Extract all lines in the data that contain the word "RwPretec".

+++ DATA SUPPLIED

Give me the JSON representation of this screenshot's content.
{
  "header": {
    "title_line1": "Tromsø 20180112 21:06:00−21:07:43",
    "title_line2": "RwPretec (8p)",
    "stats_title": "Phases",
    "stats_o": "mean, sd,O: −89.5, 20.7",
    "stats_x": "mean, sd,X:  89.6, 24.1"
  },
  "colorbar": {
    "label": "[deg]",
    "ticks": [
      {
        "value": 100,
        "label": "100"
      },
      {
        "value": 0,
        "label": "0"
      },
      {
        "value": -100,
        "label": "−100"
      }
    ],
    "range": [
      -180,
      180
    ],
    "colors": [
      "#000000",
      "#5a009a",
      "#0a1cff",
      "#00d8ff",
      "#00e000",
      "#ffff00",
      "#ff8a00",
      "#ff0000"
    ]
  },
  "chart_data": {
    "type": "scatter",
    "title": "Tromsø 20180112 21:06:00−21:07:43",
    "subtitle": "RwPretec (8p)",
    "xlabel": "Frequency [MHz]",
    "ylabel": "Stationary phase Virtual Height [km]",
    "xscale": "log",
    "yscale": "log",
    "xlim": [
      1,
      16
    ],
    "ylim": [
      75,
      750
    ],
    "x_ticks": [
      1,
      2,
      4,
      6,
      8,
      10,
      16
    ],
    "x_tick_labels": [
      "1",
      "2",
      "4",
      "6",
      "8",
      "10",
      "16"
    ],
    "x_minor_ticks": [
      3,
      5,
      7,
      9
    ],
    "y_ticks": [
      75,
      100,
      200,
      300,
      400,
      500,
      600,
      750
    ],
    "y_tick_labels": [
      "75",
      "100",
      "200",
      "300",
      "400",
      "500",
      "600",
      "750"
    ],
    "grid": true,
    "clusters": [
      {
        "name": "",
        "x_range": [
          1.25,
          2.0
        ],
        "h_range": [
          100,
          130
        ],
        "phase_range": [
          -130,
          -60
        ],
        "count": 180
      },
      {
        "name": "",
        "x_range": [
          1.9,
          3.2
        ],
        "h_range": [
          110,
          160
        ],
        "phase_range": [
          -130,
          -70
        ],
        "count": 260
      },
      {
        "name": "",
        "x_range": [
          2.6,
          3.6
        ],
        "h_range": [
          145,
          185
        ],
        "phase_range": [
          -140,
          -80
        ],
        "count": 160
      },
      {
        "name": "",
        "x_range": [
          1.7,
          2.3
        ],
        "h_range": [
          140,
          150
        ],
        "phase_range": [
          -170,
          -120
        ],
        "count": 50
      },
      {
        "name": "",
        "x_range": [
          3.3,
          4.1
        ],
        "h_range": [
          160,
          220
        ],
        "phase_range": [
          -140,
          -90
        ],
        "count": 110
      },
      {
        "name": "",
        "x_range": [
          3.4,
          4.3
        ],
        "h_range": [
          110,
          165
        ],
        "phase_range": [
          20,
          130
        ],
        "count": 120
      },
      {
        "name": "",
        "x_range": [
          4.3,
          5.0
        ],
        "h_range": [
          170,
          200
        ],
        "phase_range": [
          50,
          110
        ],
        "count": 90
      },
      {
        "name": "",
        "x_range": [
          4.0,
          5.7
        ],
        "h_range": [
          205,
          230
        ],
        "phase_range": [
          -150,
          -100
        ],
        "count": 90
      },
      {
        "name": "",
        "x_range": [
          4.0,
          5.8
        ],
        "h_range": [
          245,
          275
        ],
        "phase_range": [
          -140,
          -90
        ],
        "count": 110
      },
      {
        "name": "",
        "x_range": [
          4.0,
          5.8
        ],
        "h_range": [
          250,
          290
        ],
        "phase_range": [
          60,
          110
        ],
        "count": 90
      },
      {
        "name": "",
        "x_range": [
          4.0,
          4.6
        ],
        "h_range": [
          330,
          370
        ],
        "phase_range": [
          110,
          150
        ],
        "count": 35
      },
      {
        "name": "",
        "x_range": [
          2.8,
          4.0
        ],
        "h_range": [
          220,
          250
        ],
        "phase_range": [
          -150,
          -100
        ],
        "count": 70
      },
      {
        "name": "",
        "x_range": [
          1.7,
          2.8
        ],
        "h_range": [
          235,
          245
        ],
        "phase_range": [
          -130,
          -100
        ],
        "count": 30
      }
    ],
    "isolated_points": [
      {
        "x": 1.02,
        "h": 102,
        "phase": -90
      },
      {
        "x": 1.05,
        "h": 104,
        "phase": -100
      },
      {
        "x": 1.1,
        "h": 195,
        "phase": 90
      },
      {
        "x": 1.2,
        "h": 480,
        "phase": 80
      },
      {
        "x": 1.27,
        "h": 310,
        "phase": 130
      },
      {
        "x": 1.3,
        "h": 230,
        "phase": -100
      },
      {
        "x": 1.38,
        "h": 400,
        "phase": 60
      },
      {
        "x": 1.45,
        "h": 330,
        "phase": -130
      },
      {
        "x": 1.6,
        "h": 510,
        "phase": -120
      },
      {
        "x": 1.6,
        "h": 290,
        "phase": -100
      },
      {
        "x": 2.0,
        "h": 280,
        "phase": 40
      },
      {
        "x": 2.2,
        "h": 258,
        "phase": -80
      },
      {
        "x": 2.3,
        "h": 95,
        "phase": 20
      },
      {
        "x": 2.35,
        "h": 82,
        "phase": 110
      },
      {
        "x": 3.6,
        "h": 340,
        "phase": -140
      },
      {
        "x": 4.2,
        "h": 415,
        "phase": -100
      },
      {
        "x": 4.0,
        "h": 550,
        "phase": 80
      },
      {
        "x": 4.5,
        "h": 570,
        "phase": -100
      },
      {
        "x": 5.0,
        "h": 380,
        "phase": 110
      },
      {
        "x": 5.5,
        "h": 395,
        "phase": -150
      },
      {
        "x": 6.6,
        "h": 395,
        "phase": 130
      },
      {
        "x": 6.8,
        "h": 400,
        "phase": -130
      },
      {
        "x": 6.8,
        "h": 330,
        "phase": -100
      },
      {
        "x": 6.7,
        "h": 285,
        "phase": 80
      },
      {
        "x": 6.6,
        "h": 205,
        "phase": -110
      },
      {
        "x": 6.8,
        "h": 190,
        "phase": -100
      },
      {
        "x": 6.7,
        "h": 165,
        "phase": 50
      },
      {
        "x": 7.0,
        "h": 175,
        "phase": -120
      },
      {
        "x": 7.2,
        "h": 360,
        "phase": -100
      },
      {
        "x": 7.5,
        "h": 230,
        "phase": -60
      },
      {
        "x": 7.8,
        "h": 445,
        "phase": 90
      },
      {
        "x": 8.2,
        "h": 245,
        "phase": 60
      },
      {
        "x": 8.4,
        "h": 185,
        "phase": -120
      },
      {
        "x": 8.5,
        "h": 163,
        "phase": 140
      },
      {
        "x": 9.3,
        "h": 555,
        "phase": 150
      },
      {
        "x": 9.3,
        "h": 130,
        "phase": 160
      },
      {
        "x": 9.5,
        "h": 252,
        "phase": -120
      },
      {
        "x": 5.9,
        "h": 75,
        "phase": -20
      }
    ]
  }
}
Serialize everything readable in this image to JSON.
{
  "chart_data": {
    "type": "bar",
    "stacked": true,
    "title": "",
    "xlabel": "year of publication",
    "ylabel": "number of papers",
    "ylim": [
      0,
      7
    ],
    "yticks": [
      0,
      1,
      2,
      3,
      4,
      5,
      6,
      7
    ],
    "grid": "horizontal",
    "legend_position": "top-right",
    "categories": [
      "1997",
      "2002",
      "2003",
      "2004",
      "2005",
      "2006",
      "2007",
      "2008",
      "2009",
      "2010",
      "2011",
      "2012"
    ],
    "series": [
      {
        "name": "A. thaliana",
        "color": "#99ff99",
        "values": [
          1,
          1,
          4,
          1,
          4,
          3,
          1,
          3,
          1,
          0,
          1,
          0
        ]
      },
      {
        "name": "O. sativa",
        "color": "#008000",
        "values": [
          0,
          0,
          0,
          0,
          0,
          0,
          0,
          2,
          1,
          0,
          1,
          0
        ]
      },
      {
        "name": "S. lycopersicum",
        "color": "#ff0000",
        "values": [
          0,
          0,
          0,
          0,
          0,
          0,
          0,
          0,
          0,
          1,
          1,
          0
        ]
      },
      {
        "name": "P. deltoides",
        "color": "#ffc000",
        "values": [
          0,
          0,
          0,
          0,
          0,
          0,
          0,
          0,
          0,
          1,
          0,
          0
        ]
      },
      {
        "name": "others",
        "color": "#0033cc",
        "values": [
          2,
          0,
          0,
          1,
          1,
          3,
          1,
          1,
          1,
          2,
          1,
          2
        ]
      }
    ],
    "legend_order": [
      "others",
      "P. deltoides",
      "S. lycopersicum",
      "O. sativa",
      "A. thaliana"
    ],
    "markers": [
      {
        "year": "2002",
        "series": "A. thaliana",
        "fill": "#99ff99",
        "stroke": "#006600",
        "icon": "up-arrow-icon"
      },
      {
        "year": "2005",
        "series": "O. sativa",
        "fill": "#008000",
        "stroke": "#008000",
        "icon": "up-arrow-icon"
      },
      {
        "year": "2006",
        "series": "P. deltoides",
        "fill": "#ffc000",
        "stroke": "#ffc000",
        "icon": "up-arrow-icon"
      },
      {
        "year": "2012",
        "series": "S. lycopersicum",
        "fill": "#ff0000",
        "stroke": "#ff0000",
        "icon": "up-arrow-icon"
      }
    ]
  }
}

++++++

§ **ANSWER**
    "title_line2": "RwPretec (8p)",
    "subtitle": "RwPretec (8p)",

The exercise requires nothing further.